→ The task
Each line that includes the word "Überprüfung" should be copied from the records.
--
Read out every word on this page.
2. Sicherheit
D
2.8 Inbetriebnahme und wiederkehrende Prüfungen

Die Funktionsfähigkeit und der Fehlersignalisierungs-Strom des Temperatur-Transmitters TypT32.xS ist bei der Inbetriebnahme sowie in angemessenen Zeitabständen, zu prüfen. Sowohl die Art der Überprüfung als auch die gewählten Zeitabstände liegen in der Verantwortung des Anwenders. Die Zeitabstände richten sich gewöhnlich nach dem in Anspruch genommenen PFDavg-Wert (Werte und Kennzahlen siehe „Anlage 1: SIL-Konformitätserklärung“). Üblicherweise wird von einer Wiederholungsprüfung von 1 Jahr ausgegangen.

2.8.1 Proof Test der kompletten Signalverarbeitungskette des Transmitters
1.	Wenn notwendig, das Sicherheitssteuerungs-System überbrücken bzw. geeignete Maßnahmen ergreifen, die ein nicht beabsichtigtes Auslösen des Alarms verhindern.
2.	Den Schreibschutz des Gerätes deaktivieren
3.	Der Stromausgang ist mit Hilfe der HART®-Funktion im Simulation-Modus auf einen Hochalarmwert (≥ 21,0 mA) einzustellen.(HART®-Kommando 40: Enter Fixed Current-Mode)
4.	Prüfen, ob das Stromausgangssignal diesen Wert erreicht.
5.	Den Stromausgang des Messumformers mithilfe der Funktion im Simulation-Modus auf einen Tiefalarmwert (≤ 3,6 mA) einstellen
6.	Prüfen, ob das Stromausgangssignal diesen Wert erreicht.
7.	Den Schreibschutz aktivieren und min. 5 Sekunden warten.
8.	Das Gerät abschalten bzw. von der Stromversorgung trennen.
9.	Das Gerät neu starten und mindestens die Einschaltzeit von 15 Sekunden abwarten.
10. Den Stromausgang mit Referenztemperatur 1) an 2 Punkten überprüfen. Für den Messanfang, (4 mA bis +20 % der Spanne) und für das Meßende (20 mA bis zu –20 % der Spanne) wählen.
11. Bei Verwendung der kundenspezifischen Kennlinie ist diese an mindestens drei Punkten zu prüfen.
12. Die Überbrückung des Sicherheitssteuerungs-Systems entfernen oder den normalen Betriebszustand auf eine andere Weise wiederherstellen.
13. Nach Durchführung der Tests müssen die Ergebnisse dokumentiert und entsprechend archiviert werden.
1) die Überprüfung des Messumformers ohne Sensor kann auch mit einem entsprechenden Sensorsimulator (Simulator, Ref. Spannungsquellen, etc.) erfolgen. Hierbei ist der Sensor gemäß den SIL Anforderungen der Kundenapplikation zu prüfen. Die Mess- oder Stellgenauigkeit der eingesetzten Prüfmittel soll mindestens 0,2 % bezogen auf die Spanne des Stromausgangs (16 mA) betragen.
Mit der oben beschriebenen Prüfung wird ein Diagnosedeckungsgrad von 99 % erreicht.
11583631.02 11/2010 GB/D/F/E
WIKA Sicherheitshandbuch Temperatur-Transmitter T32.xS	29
--
→ Reply
Die Funktionsfähigkeit und der Fehlersignalisierungs-Strom des Temperatur-Transmitters TypT32.xS ist bei der Inbetriebnahme sowie in angemessenen Zeitabständen, zu prüfen. Sowohl die Art der Überprüfung als auch die gewählten Zeitabstände liegen in der Verantwortung des Anwenders. Die Zeitabstände richten sich gewöhnlich nach dem in Anspruch genommenen PFDavg-Wert (Werte und Kennzahlen siehe „Anlage 1: SIL-Konformitätserklärung“). Üblicherweise wird von einer Wiederholungsprüfung von 1 Jahr ausgegangen.
1) die Überprüfung des Messumformers ohne Sensor kann auch mit einem entsprechenden Sensorsimulator (Simulator, Ref. Spannungsquellen, etc.) erfolgen. Hierbei ist der Sensor gemäß den SIL Anforderungen der Kundenapplikation zu prüfen. Die Mess- oder Stellgenauigkeit der eingesetzten Prüfmittel soll mindestens 0,2 % bezogen auf die Spanne des Stromausgangs (16 mA) betragen.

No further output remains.